**INPUT RECORDS**
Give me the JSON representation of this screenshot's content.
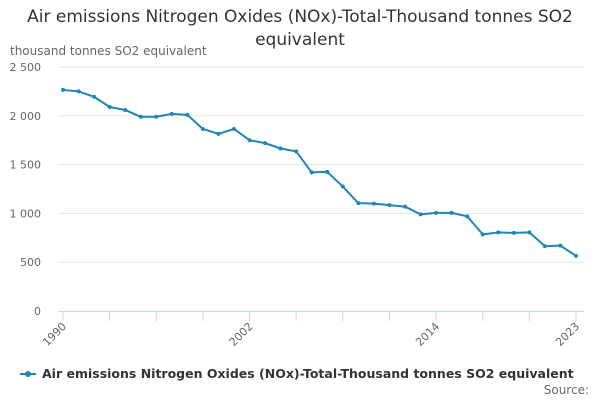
{
  "chart_data": {
    "type": "line",
    "title": "Air emissions Nitrogen Oxides (NOx)-Total-Thousand tonnes SO2 equivalent",
    "ylabel": "thousand tonnes SO2 equivalent",
    "ylim": [
      0,
      2500
    ],
    "yticks": [
      {
        "value": 0,
        "label": "0"
      },
      {
        "value": 500,
        "label": "500"
      },
      {
        "value": 1000,
        "label": "1 000"
      },
      {
        "value": 1500,
        "label": "1 500"
      },
      {
        "value": 2000,
        "label": "2 000"
      },
      {
        "value": 2500,
        "label": "2 500"
      }
    ],
    "xticks": [
      "1990",
      "2002",
      "2014",
      "2023"
    ],
    "x": [
      1990,
      1991,
      1992,
      1993,
      1994,
      1995,
      1996,
      1997,
      1998,
      1999,
      2000,
      2001,
      2002,
      2003,
      2004,
      2005,
      2006,
      2007,
      2008,
      2009,
      2010,
      2011,
      2012,
      2013,
      2014,
      2015,
      2016,
      2017,
      2018,
      2019,
      2020,
      2021,
      2022,
      2023
    ],
    "series": [
      {
        "name": "Air emissions Nitrogen Oxides (NOx)-Total-Thousand tonnes SO2 equivalent",
        "color": "#1f86b9",
        "values": [
          2265,
          2250,
          2195,
          2090,
          2060,
          1990,
          1990,
          2020,
          2010,
          1865,
          1815,
          1865,
          1750,
          1720,
          1665,
          1635,
          1420,
          1425,
          1275,
          1105,
          1100,
          1085,
          1070,
          990,
          1005,
          1005,
          970,
          785,
          805,
          800,
          805,
          665,
          670,
          565
        ]
      }
    ]
  },
  "legend": {
    "label": "Air emissions Nitrogen Oxides (NOx)-Total-Thousand tonnes SO2 equivalent"
  },
  "credit": "Source:"
}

**WHAT THE TASK REQUIRES**
Report how many lines include the word "Oxides". Give nothing but the number.

**RESULT OF THE TASK**
3